[BEGIN Material shown]
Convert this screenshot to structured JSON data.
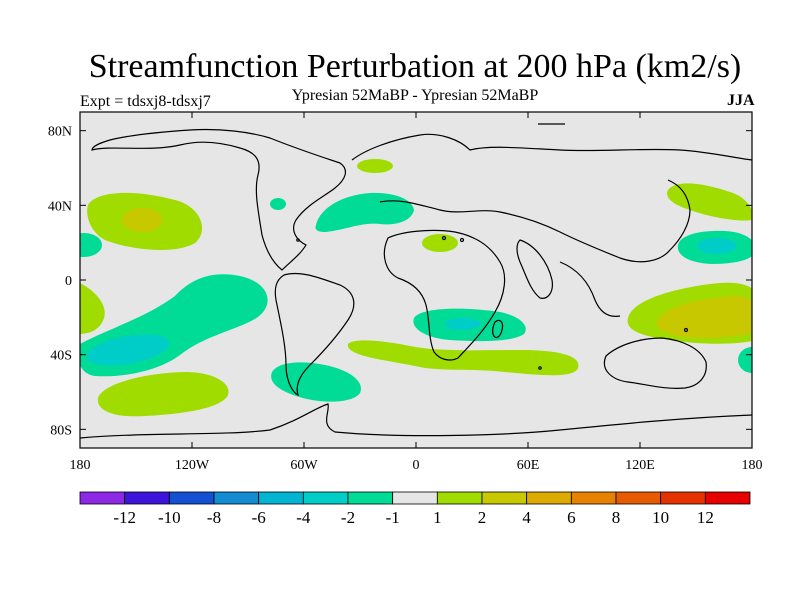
{
  "title": "Streamfunction Perturbation at 200 hPa (km2/s)",
  "subtitle": "Ypresian  52MaBP - Ypresian  52MaBP",
  "experiment": "Expt = tdsxj8-tdsxj7",
  "season": "JJA",
  "map": {
    "background_color": "#e6e6e6",
    "lat_labels": [
      "80N",
      "40N",
      "0",
      "40S",
      "80S"
    ],
    "lon_labels": [
      "180",
      "120W",
      "60W",
      "0",
      "60E",
      "120E",
      "180"
    ]
  },
  "colorbar": {
    "colors": [
      "#8c28e6",
      "#3c14dc",
      "#1450d2",
      "#148cd2",
      "#00b4d2",
      "#00cdc8",
      "#00dc96",
      "#e6e6e6",
      "#a0dc00",
      "#c8c800",
      "#dcaa00",
      "#e68200",
      "#e65a00",
      "#e63200",
      "#e60000"
    ],
    "labels": [
      "-12",
      "-10",
      "-8",
      "-6",
      "-4",
      "-2",
      "-1",
      "1",
      "2",
      "4",
      "6",
      "8",
      "10",
      "12"
    ]
  },
  "chart_data": {
    "type": "contour-map",
    "variable": "Streamfunction Perturbation at 200 hPa",
    "units": "km2/s",
    "levels": [
      -12,
      -10,
      -8,
      -6,
      -4,
      -2,
      -1,
      1,
      2,
      4,
      6,
      8,
      10,
      12
    ],
    "features": [
      {
        "lon": -153,
        "lat": 35,
        "value": 2,
        "peak": 4
      },
      {
        "lon": -175,
        "lat": 18,
        "value": -2
      },
      {
        "lon": -175,
        "lat": -12,
        "value": 2
      },
      {
        "lon": -160,
        "lat": -38,
        "value": -2,
        "peak": -4
      },
      {
        "lon": -107,
        "lat": -15,
        "value": -2
      },
      {
        "lon": -145,
        "lat": -60,
        "value": 2
      },
      {
        "lon": -62,
        "lat": -52,
        "value": -2
      },
      {
        "lon": -40,
        "lat": 38,
        "value": -2
      },
      {
        "lon": -28,
        "lat": 63,
        "value": 2
      },
      {
        "lon": 20,
        "lat": 20,
        "value": 2
      },
      {
        "lon": 42,
        "lat": -23,
        "value": -2,
        "peak": -4
      },
      {
        "lon": 35,
        "lat": -42,
        "value": 2
      },
      {
        "lon": 160,
        "lat": 40,
        "value": 2
      },
      {
        "lon": 163,
        "lat": 18,
        "value": -2,
        "peak": -4
      },
      {
        "lon": 155,
        "lat": -20,
        "value": 2,
        "peak": 4
      },
      {
        "lon": 178,
        "lat": -42,
        "value": -2
      }
    ]
  }
}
[END Material shown]
**Stated exercise**
Scan the listing above for the word "Streamfunction" and show each line where it is found.

**Task answer**
  "title": "Streamfunction Perturbation at 200 hPa (km2/s)",
    "variable": "Streamfunction Perturbation at 200 hPa",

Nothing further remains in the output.